TASK OBJECTIVE:
Look through the listing for the word "after". Copy each line that has it.

*** WORKING DATA ***

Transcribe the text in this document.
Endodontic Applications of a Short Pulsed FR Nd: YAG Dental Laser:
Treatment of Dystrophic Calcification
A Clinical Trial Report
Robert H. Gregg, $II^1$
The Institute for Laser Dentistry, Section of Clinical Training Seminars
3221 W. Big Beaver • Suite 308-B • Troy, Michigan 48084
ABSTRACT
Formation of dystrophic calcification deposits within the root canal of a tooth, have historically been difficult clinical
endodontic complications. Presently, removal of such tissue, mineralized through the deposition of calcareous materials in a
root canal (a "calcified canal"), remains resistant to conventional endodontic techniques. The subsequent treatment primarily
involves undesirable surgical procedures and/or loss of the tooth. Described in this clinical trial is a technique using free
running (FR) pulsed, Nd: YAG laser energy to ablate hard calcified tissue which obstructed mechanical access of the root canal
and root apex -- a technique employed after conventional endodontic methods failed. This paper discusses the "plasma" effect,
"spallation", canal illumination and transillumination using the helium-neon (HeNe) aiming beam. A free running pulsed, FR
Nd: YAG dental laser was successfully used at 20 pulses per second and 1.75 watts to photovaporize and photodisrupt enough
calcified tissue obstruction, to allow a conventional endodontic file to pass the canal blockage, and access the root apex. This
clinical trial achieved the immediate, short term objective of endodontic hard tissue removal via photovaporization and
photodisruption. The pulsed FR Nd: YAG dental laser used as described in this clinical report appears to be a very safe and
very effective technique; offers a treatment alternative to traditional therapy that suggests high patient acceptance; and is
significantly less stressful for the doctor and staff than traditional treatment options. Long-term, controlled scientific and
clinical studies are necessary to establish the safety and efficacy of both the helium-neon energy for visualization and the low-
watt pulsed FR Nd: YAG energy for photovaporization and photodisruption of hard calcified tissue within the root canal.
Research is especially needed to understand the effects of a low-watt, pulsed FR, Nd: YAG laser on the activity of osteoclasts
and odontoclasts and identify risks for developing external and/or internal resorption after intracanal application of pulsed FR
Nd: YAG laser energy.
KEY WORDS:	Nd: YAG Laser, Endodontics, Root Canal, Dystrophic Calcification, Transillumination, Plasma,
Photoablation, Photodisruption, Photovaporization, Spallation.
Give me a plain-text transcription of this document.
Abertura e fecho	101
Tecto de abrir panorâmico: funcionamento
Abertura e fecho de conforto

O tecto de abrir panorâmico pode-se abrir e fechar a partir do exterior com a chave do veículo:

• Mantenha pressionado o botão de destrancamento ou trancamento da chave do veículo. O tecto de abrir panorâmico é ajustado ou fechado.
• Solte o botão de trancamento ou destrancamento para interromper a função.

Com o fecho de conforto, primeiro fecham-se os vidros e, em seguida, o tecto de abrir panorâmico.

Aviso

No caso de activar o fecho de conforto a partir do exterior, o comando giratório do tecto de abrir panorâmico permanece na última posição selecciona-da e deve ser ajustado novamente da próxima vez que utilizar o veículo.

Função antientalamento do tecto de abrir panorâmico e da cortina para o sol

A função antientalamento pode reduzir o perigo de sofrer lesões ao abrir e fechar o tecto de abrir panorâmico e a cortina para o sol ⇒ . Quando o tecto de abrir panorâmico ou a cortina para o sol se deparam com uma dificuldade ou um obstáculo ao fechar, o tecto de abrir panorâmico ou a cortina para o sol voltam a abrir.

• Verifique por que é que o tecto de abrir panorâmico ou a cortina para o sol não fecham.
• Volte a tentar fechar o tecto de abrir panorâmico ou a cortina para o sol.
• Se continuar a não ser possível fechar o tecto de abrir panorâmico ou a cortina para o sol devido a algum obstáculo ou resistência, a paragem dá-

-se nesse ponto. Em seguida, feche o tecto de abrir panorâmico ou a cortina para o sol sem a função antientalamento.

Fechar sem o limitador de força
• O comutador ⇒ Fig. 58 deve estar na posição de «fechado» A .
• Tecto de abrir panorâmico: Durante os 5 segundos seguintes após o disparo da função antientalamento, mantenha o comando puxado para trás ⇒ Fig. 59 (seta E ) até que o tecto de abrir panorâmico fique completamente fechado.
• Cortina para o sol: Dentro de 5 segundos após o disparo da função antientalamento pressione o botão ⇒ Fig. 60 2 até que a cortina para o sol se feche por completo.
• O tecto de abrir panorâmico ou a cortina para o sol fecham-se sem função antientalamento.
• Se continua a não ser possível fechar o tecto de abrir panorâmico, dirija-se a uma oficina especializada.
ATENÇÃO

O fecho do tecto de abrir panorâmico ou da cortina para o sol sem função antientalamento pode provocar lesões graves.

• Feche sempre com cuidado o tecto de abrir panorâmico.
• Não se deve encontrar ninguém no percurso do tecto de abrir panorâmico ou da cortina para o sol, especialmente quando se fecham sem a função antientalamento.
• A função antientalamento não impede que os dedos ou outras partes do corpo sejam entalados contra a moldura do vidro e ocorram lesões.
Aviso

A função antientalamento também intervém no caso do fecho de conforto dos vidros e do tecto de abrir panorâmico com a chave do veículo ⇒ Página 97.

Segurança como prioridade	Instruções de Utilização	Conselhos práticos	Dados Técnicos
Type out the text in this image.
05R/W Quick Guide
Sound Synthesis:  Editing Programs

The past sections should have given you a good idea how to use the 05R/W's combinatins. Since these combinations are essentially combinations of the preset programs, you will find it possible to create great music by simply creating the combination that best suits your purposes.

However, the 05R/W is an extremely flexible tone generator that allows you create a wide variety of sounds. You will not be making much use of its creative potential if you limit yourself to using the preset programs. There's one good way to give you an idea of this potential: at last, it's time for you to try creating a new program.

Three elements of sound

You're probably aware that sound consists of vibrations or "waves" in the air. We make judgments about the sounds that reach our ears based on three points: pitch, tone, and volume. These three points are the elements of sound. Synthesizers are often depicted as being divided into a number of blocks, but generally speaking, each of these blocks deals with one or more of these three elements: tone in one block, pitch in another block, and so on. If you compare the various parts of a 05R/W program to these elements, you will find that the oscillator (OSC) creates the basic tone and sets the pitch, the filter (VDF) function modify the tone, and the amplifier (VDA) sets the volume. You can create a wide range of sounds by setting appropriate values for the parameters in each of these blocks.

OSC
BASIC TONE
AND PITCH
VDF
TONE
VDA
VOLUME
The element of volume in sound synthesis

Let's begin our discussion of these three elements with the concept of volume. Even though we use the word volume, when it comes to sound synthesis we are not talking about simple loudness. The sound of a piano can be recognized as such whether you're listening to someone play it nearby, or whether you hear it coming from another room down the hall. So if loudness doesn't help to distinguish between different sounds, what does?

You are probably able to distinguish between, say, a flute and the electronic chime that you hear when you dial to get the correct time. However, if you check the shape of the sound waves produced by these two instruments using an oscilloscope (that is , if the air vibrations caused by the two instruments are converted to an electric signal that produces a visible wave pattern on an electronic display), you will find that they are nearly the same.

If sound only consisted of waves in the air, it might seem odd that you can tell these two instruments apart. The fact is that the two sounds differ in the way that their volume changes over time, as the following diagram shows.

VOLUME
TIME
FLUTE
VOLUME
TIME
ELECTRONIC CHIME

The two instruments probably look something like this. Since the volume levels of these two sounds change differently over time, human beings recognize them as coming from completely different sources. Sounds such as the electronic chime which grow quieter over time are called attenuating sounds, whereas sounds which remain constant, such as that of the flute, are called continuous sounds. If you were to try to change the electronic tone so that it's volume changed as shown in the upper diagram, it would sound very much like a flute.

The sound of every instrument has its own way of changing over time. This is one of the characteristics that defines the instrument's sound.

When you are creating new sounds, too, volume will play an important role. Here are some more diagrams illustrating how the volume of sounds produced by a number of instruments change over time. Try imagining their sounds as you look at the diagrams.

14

***

RESULT:
and root apex -- a technique employed after conventional endodontic methods failed. This paper discusses the "plasma" effect,
and odontoclasts and identify risks for developing external and/or internal resorption after intracanal application of pulsed FR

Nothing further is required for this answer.